## Quoted text
↓
Moreover, a central issue in the RMG sector is the high degree of violence and harassment perpetrated against women, especially when considering that women constitute almost 90 per cent of the workforce in the sector. The situation is aggravated by the lack of accountability by the authorities, which do not follow the existing laws regarding the rights of the workers, as reported by Ahmed et al. (2019).
A study by Akter et al. (2024) on gender-based violence and harassment (GBVH) conducted on women employees, factory managers and government officials highlights how existing laws on violence mitigation fail to directly address GBVH: neither the Bangladesh Labour Act (BLA) amended in 2013 and the Bangladesh Labour Rules (BLR) adopted in 2015 succeed to clearly define indecent behavior in the work place. Moreover, neither regulations that explicitly address the mitigation of violence and harassment against women in society and family — such as the Women and Children Repression Prevention Act (WCRPA) of 2000 and the Domestic Violence (Prevention and Protection) Act (DVPPA) of 2010 — are being effectively applied in the factories’ context. Logically, the result is the absence of a structured legal framework aimed at preventing GBVH at the workplace.
As explained by the authors, the lack of a strong legal system serves as an enabler for factories’ managers to not invest in proper procedures and internal policies to address abuse on women: despite many factories count with solid HR policies, no space is given to safeguards measures against GBVH and effective internal complaint mechanisms. Consequently, when existent, anti-harassment policies are developed solely to secure audit certificates and commercial collaboration with international brands.
This goes hand in hand with the findings of the study conducted by the Bangladesh Center for Workers Solidarity (BCWS) and FEMNET in 2020: 70 women experienced gender-based violence inside garment factories and 35 women experienced it while commuting to/from the factories, making it a total of 105 women out of 311, among which the study was conducted, to have experienced violence in their workplace (about 34 per cent). Therefore, the situation is defined by the lack of acknowledgment among factory management, the lack of a complaint mechanism and the lack of effective legislation.
↑
## Collected material
↓
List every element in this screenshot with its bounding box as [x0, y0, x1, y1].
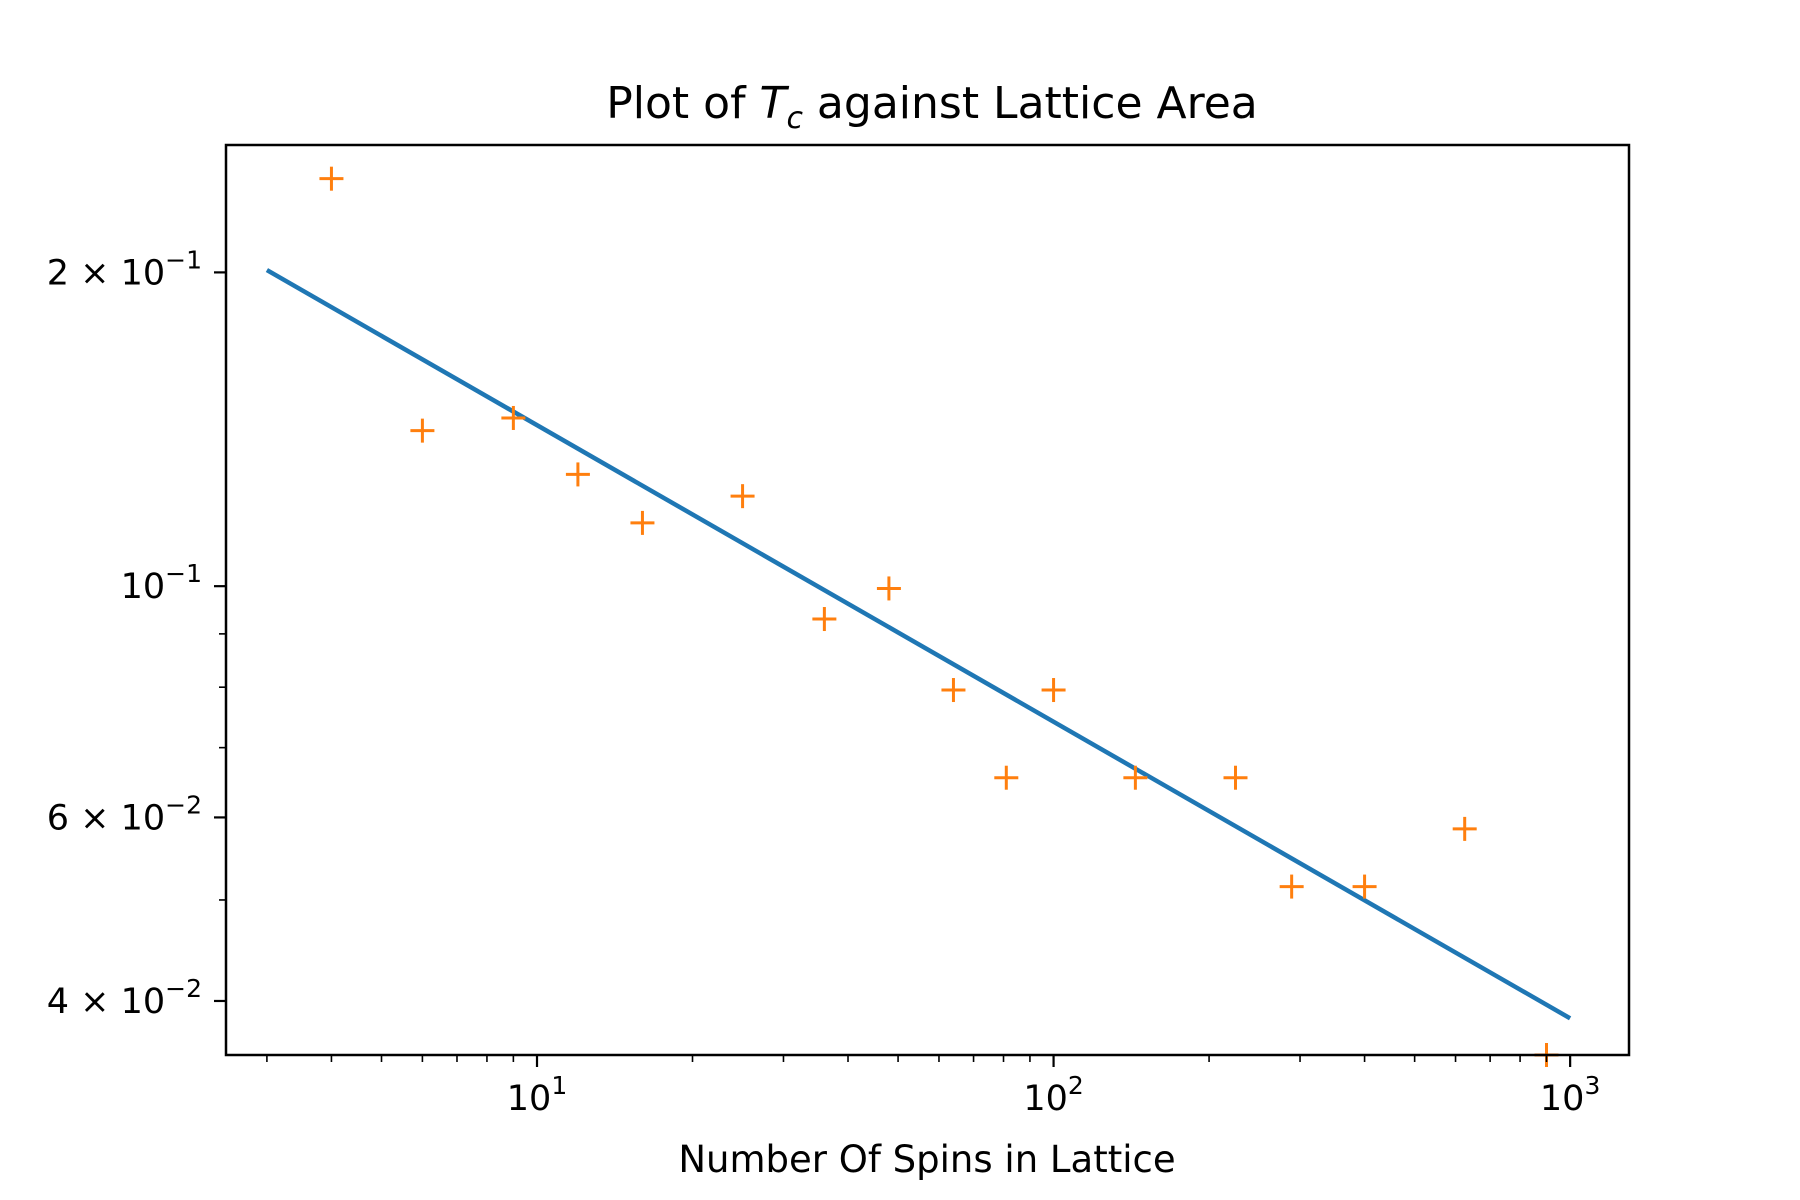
↑
## Problems and tasks
- a) Translate this sentence from the passage on harassment of women in Bangladesh's garment factories into Spanish: "Logically, the result is the absence of a structured legal framework aimed at preventing GBVH at the workplace."
- b) From the passage on harassment of women in Bangladesh's garment factories, reproduce the wording between "Moreover, a central" and "et al. (2019).", inclusive.

## Answers for the tasks
- a) Lógicamente, el resultado es la ausencia de un marco jurídico estructurado destinado a prevenir la GBVH en el lugar de trabajo.

- b)
Moreover, a central issue in the RMG sector is the high degree of violence and harassment perpetrated against women, especially when considering that women constitute almost 90 per cent of the workforce in the sector. The situation is aggravated by the lack of accountability by the authorities, which do not follow the existing laws regarding the rights of the workers, as reported by Ahmed et al. (2019).